• [SET TASK]: Find each line containing the string "дополнить". Copy it.
========
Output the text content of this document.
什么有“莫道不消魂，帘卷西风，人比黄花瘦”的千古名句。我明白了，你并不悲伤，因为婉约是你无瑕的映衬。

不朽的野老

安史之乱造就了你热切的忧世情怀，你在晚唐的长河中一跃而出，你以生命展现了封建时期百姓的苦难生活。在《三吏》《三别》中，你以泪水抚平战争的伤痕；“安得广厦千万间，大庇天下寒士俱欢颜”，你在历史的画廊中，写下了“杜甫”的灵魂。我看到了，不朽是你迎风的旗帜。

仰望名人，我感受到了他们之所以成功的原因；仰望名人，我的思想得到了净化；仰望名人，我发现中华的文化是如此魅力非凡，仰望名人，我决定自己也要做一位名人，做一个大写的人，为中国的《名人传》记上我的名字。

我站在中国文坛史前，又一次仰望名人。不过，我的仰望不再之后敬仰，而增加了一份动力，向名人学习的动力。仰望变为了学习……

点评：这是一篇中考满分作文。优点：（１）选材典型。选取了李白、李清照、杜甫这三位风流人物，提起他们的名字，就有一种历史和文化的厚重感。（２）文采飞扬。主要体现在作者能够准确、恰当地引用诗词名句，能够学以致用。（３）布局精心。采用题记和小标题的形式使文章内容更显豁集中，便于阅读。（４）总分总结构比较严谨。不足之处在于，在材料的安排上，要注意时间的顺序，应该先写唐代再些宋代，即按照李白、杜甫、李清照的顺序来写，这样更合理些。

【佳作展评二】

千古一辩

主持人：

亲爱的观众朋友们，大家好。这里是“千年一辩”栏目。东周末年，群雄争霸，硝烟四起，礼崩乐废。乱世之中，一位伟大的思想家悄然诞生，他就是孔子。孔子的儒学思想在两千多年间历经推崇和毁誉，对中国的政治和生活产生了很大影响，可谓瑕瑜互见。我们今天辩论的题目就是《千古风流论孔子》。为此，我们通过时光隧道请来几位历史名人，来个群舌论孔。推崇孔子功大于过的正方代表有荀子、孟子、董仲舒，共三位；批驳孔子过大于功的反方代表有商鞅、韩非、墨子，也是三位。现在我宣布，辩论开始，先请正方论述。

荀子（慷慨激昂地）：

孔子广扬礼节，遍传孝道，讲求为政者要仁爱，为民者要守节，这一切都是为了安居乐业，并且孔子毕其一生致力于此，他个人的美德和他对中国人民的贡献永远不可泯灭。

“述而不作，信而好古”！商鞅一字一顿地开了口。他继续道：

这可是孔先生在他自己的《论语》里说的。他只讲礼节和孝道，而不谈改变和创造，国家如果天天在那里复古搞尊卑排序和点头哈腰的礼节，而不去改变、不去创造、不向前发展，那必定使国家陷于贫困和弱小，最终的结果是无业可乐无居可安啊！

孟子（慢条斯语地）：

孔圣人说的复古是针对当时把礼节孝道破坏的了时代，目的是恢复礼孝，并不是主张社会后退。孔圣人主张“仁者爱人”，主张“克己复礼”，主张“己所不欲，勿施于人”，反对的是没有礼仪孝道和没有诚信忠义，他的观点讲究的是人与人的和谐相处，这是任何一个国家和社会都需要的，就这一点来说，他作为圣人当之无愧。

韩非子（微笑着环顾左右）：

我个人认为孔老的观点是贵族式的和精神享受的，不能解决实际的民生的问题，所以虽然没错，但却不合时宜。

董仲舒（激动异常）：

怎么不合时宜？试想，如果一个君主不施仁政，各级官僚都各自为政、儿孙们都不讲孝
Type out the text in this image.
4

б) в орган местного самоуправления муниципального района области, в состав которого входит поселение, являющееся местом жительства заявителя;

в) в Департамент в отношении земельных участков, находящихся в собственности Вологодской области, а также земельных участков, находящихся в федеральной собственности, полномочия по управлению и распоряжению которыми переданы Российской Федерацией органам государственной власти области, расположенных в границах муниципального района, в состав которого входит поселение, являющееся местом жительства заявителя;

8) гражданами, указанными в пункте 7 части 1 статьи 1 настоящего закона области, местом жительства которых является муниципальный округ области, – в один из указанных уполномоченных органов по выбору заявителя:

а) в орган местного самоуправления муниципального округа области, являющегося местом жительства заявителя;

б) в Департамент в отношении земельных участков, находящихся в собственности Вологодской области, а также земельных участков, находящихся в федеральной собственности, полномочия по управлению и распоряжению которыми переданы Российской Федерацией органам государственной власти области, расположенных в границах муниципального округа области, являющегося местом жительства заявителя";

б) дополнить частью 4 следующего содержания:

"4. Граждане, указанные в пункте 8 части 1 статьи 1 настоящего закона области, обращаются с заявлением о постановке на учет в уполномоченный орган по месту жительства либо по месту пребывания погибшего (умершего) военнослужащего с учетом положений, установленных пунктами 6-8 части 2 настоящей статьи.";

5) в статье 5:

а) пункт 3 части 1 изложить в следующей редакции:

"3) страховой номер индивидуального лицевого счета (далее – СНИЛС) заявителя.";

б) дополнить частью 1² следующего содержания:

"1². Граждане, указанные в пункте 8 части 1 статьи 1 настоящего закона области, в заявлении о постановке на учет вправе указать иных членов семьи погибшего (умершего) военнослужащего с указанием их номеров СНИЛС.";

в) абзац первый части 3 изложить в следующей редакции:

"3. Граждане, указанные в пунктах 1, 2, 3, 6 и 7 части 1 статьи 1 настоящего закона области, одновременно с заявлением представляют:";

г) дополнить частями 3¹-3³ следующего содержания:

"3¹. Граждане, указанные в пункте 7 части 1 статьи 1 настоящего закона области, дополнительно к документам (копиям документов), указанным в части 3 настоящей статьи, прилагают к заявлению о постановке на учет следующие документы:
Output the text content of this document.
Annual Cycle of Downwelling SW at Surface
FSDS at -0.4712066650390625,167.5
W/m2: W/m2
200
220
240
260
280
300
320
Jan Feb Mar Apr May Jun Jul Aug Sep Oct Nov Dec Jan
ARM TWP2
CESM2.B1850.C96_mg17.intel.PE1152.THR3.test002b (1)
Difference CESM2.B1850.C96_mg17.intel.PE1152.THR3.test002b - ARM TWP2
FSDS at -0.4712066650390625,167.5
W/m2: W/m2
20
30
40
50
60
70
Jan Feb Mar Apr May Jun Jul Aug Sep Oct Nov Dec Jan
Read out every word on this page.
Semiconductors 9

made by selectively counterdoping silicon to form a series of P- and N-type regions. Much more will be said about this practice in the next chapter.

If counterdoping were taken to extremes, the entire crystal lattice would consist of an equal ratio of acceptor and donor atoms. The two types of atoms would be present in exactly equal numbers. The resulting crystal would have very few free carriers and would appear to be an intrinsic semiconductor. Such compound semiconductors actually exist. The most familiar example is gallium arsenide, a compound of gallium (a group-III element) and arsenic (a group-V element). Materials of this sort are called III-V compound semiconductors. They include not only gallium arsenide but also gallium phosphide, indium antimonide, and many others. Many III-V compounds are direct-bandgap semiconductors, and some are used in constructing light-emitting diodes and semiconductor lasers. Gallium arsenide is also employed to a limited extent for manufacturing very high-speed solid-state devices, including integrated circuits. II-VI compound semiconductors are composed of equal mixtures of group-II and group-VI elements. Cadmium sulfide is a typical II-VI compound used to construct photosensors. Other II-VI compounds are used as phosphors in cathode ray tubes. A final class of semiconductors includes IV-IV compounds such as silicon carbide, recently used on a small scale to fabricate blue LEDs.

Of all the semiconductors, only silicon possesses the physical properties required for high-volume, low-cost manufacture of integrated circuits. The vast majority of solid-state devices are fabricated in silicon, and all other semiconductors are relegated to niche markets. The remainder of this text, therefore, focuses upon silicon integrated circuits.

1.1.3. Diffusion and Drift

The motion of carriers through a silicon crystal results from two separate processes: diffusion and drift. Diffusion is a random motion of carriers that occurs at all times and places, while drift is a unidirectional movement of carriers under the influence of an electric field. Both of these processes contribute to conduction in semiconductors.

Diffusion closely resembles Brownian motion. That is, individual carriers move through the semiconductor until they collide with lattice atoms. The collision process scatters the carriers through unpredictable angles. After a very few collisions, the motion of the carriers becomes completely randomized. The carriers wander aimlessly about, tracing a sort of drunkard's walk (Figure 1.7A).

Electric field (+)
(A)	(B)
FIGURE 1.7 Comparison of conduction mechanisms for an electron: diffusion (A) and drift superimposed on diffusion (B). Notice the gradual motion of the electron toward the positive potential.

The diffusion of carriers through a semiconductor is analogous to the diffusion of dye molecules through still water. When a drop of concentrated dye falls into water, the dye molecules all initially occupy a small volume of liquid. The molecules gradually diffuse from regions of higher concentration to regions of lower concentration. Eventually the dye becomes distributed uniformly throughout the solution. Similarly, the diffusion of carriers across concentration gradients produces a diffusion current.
========
• [ANSWER TO THE TASK]:
б) дополнить частью 4 следующего содержания:
б) дополнить частью 1² следующего содержания:
г) дополнить частями 3¹-3³ следующего содержания:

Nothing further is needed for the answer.